- **Objective**
State only the number of lines that contain the string "title".

- **Extracted material**
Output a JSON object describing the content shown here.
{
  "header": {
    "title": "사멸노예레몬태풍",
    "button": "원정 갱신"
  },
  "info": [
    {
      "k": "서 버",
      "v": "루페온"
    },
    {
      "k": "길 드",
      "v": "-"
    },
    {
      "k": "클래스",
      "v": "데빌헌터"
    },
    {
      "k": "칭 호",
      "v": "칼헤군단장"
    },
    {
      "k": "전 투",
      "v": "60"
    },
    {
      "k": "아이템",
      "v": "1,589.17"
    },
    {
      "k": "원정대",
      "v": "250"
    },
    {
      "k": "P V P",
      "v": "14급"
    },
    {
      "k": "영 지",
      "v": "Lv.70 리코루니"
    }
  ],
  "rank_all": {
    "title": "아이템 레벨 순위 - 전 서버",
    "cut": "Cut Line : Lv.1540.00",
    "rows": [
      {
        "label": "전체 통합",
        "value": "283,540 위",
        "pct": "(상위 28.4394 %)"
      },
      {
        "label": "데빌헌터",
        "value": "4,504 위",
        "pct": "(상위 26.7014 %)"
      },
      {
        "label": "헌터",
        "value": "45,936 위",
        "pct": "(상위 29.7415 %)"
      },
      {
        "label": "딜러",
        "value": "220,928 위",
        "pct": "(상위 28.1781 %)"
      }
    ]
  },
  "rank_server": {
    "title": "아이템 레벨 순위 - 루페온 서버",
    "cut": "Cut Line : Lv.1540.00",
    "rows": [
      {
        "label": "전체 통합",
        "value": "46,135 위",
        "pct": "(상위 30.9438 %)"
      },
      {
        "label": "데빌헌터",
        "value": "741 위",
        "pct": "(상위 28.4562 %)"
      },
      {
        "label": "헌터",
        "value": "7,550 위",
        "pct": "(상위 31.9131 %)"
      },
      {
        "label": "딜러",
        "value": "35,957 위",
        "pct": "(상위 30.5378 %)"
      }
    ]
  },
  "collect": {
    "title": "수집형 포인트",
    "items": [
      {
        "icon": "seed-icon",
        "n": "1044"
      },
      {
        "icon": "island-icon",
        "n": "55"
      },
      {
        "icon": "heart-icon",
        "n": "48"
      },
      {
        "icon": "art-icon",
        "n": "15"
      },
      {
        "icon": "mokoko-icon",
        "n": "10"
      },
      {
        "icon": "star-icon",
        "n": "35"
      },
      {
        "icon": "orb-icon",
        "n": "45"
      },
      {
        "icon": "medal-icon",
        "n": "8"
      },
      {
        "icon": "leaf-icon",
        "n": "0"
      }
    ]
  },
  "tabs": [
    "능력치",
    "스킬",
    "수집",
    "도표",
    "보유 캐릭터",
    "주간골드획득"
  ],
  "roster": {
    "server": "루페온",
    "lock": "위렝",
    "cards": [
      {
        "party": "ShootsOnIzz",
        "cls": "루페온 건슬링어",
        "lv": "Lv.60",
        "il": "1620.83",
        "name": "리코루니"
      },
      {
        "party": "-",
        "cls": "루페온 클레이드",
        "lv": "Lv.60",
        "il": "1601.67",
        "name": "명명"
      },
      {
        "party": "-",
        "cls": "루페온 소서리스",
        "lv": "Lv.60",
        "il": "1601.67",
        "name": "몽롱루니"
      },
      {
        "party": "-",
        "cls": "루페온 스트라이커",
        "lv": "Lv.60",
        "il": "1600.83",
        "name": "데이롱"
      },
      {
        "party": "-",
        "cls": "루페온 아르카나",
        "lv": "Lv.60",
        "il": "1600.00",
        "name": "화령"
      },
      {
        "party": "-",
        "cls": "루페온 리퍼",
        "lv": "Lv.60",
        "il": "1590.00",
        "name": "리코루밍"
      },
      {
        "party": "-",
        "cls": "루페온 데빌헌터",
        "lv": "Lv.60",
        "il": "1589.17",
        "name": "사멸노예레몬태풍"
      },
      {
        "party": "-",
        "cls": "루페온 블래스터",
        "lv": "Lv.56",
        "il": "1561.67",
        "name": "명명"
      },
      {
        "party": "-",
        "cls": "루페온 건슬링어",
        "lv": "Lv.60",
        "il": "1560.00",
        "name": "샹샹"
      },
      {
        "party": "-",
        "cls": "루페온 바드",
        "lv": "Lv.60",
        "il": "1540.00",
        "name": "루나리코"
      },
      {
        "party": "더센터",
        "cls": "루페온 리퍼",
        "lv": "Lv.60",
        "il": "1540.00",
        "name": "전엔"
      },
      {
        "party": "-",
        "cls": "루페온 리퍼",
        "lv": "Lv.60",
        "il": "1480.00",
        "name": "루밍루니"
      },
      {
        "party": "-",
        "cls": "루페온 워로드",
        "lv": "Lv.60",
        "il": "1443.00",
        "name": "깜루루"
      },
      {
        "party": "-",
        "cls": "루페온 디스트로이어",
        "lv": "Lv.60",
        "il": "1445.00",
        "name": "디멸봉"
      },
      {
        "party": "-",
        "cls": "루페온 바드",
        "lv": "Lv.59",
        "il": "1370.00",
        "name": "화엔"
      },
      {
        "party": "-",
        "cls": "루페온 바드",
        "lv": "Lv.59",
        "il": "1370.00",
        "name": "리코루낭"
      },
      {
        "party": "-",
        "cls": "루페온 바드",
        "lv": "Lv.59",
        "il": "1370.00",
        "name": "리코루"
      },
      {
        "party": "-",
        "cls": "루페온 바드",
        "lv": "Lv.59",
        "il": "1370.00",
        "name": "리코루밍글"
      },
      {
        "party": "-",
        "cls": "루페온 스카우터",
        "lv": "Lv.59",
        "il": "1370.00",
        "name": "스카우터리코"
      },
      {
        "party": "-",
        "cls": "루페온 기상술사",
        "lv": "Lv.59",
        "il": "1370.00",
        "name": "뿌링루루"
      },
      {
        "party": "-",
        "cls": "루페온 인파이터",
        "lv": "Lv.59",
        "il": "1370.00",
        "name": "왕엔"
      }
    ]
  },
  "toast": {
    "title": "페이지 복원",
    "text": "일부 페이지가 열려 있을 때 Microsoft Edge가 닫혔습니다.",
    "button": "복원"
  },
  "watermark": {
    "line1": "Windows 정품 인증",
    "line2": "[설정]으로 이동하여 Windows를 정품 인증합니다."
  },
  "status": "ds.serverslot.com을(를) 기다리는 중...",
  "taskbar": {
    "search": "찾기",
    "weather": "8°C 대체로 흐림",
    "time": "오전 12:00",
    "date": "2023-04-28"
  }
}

- **Result for this exercise**
5